Begin

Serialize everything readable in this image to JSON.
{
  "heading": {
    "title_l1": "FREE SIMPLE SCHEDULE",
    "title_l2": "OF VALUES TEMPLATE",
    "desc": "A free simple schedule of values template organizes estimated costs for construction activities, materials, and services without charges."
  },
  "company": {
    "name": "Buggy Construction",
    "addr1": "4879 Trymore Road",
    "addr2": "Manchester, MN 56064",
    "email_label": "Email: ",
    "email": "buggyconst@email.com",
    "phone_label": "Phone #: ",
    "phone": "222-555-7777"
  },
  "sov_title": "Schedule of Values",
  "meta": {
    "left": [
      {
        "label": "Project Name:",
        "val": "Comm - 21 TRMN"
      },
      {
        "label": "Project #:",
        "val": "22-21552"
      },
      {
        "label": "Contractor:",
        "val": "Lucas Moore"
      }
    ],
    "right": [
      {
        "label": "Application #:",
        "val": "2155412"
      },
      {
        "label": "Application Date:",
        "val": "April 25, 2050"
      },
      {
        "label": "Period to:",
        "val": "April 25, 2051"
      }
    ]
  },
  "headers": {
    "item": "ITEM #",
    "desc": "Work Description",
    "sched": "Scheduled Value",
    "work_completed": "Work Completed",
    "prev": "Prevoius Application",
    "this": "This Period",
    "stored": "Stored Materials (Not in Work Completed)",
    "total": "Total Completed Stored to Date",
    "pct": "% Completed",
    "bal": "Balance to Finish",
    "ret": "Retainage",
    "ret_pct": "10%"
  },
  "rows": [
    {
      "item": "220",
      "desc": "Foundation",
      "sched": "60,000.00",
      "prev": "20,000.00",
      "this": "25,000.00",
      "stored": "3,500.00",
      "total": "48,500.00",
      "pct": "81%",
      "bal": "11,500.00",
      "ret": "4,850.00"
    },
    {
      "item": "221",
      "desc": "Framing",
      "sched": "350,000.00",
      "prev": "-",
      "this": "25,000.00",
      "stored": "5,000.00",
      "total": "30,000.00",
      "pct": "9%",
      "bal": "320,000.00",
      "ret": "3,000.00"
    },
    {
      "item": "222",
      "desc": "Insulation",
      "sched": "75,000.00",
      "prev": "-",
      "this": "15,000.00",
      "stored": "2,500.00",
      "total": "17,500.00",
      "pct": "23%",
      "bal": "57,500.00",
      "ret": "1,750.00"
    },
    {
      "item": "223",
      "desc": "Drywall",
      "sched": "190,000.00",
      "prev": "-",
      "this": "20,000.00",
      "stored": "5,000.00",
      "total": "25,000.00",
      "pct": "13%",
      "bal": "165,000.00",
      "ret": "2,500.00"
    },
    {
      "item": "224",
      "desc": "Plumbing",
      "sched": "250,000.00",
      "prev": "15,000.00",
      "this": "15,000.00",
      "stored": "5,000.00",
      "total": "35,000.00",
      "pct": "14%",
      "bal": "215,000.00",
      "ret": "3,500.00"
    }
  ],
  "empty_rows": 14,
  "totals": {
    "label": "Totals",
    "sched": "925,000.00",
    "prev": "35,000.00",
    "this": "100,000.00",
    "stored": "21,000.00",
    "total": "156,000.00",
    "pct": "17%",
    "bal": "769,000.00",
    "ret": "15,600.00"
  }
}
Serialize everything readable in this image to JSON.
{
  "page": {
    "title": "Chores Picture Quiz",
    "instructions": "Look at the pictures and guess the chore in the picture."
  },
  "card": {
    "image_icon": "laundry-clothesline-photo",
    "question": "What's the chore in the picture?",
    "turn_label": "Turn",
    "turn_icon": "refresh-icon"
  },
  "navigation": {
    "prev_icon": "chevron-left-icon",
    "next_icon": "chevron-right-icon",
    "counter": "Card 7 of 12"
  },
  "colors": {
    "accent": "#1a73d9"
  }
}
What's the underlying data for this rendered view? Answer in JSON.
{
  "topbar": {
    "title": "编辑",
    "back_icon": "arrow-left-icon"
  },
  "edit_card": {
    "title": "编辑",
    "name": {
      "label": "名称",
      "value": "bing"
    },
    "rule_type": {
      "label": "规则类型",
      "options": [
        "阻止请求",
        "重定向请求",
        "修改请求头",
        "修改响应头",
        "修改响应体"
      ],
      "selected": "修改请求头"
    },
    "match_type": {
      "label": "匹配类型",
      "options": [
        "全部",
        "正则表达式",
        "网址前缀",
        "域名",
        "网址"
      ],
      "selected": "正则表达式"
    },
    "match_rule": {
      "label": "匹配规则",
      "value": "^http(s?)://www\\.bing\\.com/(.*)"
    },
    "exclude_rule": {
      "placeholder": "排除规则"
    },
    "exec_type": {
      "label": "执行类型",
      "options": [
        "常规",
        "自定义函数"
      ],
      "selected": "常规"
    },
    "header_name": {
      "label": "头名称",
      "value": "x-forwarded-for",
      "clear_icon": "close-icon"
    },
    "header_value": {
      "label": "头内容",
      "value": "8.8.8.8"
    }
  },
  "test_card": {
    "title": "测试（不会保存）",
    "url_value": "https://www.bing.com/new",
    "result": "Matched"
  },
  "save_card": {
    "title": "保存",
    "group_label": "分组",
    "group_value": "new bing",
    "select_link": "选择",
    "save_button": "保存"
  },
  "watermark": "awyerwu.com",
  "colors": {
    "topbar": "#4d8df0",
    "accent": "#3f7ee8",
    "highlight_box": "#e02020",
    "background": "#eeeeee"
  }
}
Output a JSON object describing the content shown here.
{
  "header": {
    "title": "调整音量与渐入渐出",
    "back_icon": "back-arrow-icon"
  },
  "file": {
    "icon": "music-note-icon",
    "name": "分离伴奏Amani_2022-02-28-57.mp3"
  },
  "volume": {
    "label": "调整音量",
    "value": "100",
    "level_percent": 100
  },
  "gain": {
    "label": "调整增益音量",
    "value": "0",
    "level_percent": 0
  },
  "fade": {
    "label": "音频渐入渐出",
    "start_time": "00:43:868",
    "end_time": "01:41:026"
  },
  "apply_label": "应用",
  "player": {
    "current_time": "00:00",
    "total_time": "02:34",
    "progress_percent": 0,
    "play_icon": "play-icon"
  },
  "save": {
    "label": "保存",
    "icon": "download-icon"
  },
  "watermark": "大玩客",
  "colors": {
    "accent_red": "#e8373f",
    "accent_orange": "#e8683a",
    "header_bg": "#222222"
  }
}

End

Reproduce the data in its entirety, matching each character.

### Answer in full
Serialize everything readable in this image to JSON.
{
  "heading": {
    "title_l1": "FREE SIMPLE SCHEDULE",
    "title_l2": "OF VALUES TEMPLATE",
    "desc": "A free simple schedule of values template organizes estimated costs for construction activities, materials, and services without charges."
  },
  "company": {
    "name": "Buggy Construction",
    "addr1": "4879 Trymore Road",
    "addr2": "Manchester, MN 56064",
    "email_label": "Email: ",
    "email": "buggyconst@email.com",
    "phone_label": "Phone #: ",
    "phone": "222-555-7777"
  },
  "sov_title": "Schedule of Values",
  "meta": {
    "left": [
      {
        "label": "Project Name:",
        "val": "Comm - 21 TRMN"
      },
      {
        "label": "Project #:",
        "val": "22-21552"
      },
      {
        "label": "Contractor:",
        "val": "Lucas Moore"
      }
    ],
    "right": [
      {
        "label": "Application #:",
        "val": "2155412"
      },
      {
        "label": "Application Date:",
        "val": "April 25, 2050"
      },
      {
        "label": "Period to:",
        "val": "April 25, 2051"
      }
    ]
  },
  "headers": {
    "item": "ITEM #",
    "desc": "Work Description",
    "sched": "Scheduled Value",
    "work_completed": "Work Completed",
    "prev": "Prevoius Application",
    "this": "This Period",
    "stored": "Stored Materials (Not in Work Completed)",
    "total": "Total Completed Stored to Date",
    "pct": "% Completed",
    "bal": "Balance to Finish",
    "ret": "Retainage",
    "ret_pct": "10%"
  },
  "rows": [
    {
      "item": "220",
      "desc": "Foundation",
      "sched": "60,000.00",
      "prev": "20,000.00",
      "this": "25,000.00",
      "stored": "3,500.00",
      "total": "48,500.00",
      "pct": "81%",
      "bal": "11,500.00",
      "ret": "4,850.00"
    },
    {
      "item": "221",
      "desc": "Framing",
      "sched": "350,000.00",
      "prev": "-",
      "this": "25,000.00",
      "stored": "5,000.00",
      "total": "30,000.00",
      "pct": "9%",
      "bal": "320,000.00",
      "ret": "3,000.00"
    },
    {
      "item": "222",
      "desc": "Insulation",
      "sched": "75,000.00",
      "prev": "-",
      "this": "15,000.00",
      "stored": "2,500.00",
      "total": "17,500.00",
      "pct": "23%",
      "bal": "57,500.00",
      "ret": "1,750.00"
    },
    {
      "item": "223",
      "desc": "Drywall",
      "sched": "190,000.00",
      "prev": "-",
      "this": "20,000.00",
      "stored": "5,000.00",
      "total": "25,000.00",
      "pct": "13%",
      "bal": "165,000.00",
      "ret": "2,500.00"
    },
    {
      "item": "224",
      "desc": "Plumbing",
      "sched": "250,000.00",
      "prev": "15,000.00",
      "this": "15,000.00",
      "stored": "5,000.00",
      "total": "35,000.00",
      "pct": "14%",
      "bal": "215,000.00",
      "ret": "3,500.00"
    }
  ],
  "empty_rows": 14,
  "totals": {
    "label": "Totals",
    "sched": "925,000.00",
    "prev": "35,000.00",
    "this": "100,000.00",
    "stored": "21,000.00",
    "total": "156,000.00",
    "pct": "17%",
    "bal": "769,000.00",
    "ret": "15,600.00"
  }
}
Serialize everything readable in this image to JSON.
{
  "page": {
    "title": "Chores Picture Quiz",
    "instructions": "Look at the pictures and guess the chore in the picture."
  },
  "card": {
    "image_icon": "laundry-clothesline-photo",
    "question": "What's the chore in the picture?",
    "turn_label": "Turn",
    "turn_icon": "refresh-icon"
  },
  "navigation": {
    "prev_icon": "chevron-left-icon",
    "next_icon": "chevron-right-icon",
    "counter": "Card 7 of 12"
  },
  "colors": {
    "accent": "#1a73d9"
  }
}
What's the underlying data for this rendered view? Answer in JSON.
{
  "topbar": {
    "title": "编辑",
    "back_icon": "arrow-left-icon"
  },
  "edit_card": {
    "title": "编辑",
    "name": {
      "label": "名称",
      "value": "bing"
    },
    "rule_type": {
      "label": "规则类型",
      "options": [
        "阻止请求",
        "重定向请求",
        "修改请求头",
        "修改响应头",
        "修改响应体"
      ],
      "selected": "修改请求头"
    },
    "match_type": {
      "label": "匹配类型",
      "options": [
        "全部",
        "正则表达式",
        "网址前缀",
        "域名",
        "网址"
      ],
      "selected": "正则表达式"
    },
    "match_rule": {
      "label": "匹配规则",
      "value": "^http(s?)://www\\.bing\\.com/(.*)"
    },
    "exclude_rule": {
      "placeholder": "排除规则"
    },
    "exec_type": {
      "label": "执行类型",
      "options": [
        "常规",
        "自定义函数"
      ],
      "selected": "常规"
    },
    "header_name": {
      "label": "头名称",
      "value": "x-forwarded-for",
      "clear_icon": "close-icon"
    },
    "header_value": {
      "label": "头内容",
      "value": "8.8.8.8"
    }
  },
  "test_card": {
    "title": "测试（不会保存）",
    "url_value": "https://www.bing.com/new",
    "result": "Matched"
  },
  "save_card": {
    "title": "保存",
    "group_label": "分组",
    "group_value": "new bing",
    "select_link": "选择",
    "save_button": "保存"
  },
  "watermark": "awyerwu.com",
  "colors": {
    "topbar": "#4d8df0",
    "accent": "#3f7ee8",
    "highlight_box": "#e02020",
    "background": "#eeeeee"
  }
}
Output a JSON object describing the content shown here.
{
  "header": {
    "title": "调整音量与渐入渐出",
    "back_icon": "back-arrow-icon"
  },
  "file": {
    "icon": "music-note-icon",
    "name": "分离伴奏Amani_2022-02-28-57.mp3"
  },
  "volume": {
    "label": "调整音量",
    "value": "100",
    "level_percent": 100
  },
  "gain": {
    "label": "调整增益音量",
    "value": "0",
    "level_percent": 0
  },
  "fade": {
    "label": "音频渐入渐出",
    "start_time": "00:43:868",
    "end_time": "01:41:026"
  },
  "apply_label": "应用",
  "player": {
    "current_time": "00:00",
    "total_time": "02:34",
    "progress_percent": 0,
    "play_icon": "play-icon"
  },
  "save": {
    "label": "保存",
    "icon": "download-icon"
  },
  "watermark": "大玩客",
  "colors": {
    "accent_red": "#e8373f",
    "accent_orange": "#e8683a",
    "header_bg": "#222222"
  }
}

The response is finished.